Objective: Find and copy every line in the records that includes the string "forward".

Data to use:
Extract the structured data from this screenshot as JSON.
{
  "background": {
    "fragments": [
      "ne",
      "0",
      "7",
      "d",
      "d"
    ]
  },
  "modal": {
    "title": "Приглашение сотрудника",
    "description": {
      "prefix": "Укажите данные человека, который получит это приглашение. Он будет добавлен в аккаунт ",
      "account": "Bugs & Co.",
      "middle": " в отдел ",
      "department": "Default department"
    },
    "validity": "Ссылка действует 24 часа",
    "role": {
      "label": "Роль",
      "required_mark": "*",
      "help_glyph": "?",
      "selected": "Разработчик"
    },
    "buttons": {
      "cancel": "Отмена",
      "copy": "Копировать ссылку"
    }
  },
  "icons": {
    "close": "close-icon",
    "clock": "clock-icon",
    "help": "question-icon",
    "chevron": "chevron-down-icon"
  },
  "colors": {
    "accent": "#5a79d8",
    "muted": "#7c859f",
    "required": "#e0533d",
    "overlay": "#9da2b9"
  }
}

---

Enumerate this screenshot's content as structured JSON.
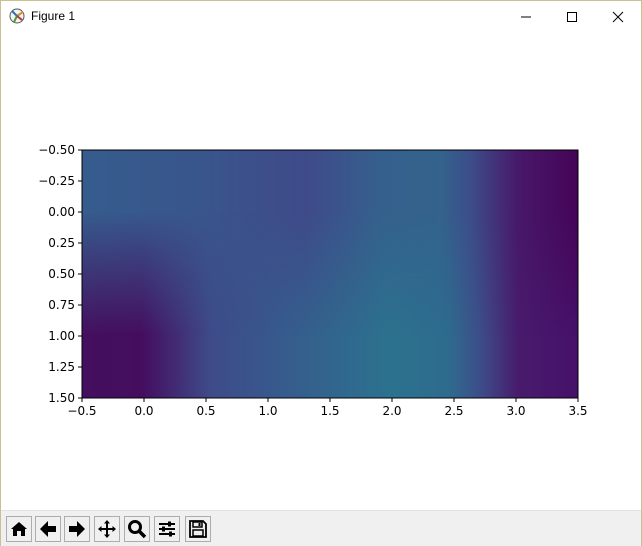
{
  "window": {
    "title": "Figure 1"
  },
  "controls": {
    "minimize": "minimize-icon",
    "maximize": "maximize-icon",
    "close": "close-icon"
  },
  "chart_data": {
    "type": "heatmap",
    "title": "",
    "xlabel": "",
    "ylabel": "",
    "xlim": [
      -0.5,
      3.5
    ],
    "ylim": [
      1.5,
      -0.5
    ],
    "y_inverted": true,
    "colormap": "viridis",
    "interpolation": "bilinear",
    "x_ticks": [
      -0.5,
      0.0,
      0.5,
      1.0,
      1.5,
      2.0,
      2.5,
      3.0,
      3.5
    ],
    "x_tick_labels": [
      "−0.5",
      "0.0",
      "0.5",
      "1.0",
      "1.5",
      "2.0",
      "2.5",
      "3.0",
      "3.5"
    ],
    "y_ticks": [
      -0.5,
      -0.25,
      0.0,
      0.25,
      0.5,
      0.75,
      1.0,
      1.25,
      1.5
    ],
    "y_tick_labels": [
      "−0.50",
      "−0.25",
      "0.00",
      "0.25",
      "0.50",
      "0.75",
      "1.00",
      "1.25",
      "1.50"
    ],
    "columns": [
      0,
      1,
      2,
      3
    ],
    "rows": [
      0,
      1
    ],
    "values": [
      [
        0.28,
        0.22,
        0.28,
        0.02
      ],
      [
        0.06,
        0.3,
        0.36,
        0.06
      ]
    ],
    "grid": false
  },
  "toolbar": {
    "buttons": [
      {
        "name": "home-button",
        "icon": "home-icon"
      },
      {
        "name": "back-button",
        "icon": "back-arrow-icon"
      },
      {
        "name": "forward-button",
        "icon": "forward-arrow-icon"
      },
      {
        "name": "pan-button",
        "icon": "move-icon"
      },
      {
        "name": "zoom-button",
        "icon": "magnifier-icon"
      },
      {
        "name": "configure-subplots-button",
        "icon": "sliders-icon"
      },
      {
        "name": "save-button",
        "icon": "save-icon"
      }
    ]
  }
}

Solution below:
        "name": "forward-button",
        "icon": "forward-arrow-icon"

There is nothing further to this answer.